**Written problem**: State only the number of lines that include "doing".

^^^^^^^^^^^^^^^^

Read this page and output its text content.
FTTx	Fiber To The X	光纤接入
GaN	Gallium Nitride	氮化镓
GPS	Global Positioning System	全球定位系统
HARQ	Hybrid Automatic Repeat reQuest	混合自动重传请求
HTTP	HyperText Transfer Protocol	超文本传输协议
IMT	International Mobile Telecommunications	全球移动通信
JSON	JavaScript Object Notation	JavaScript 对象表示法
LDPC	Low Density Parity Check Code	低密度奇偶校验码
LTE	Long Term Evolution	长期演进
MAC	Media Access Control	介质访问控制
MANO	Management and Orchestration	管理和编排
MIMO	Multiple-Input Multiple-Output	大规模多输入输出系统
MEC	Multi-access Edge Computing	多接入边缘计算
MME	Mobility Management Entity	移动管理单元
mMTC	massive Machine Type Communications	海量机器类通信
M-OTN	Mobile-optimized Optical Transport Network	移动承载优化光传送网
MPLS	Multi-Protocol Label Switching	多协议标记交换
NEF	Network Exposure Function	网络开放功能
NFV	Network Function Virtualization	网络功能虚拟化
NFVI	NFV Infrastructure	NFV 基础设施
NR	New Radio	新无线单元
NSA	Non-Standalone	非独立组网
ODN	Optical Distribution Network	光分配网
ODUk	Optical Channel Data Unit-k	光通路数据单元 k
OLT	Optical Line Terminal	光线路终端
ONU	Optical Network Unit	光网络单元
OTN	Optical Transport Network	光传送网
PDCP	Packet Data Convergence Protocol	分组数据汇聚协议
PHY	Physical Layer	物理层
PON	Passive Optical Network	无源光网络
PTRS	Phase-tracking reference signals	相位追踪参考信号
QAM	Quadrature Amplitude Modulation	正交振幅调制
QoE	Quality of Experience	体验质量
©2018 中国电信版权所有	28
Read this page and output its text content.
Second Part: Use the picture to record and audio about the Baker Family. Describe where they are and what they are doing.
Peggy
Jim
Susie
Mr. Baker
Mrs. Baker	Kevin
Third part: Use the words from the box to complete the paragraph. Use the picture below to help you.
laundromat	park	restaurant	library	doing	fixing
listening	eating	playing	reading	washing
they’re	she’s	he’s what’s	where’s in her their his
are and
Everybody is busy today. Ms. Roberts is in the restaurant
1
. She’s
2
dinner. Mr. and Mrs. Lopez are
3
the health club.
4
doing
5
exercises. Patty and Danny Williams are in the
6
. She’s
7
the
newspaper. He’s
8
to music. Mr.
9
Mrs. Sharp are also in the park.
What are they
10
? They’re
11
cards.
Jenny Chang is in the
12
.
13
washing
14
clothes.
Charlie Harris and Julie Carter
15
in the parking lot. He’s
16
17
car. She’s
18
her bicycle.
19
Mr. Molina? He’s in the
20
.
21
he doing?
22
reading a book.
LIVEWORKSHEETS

^^^^^^^^^^^^^^^^

**The solution**: 4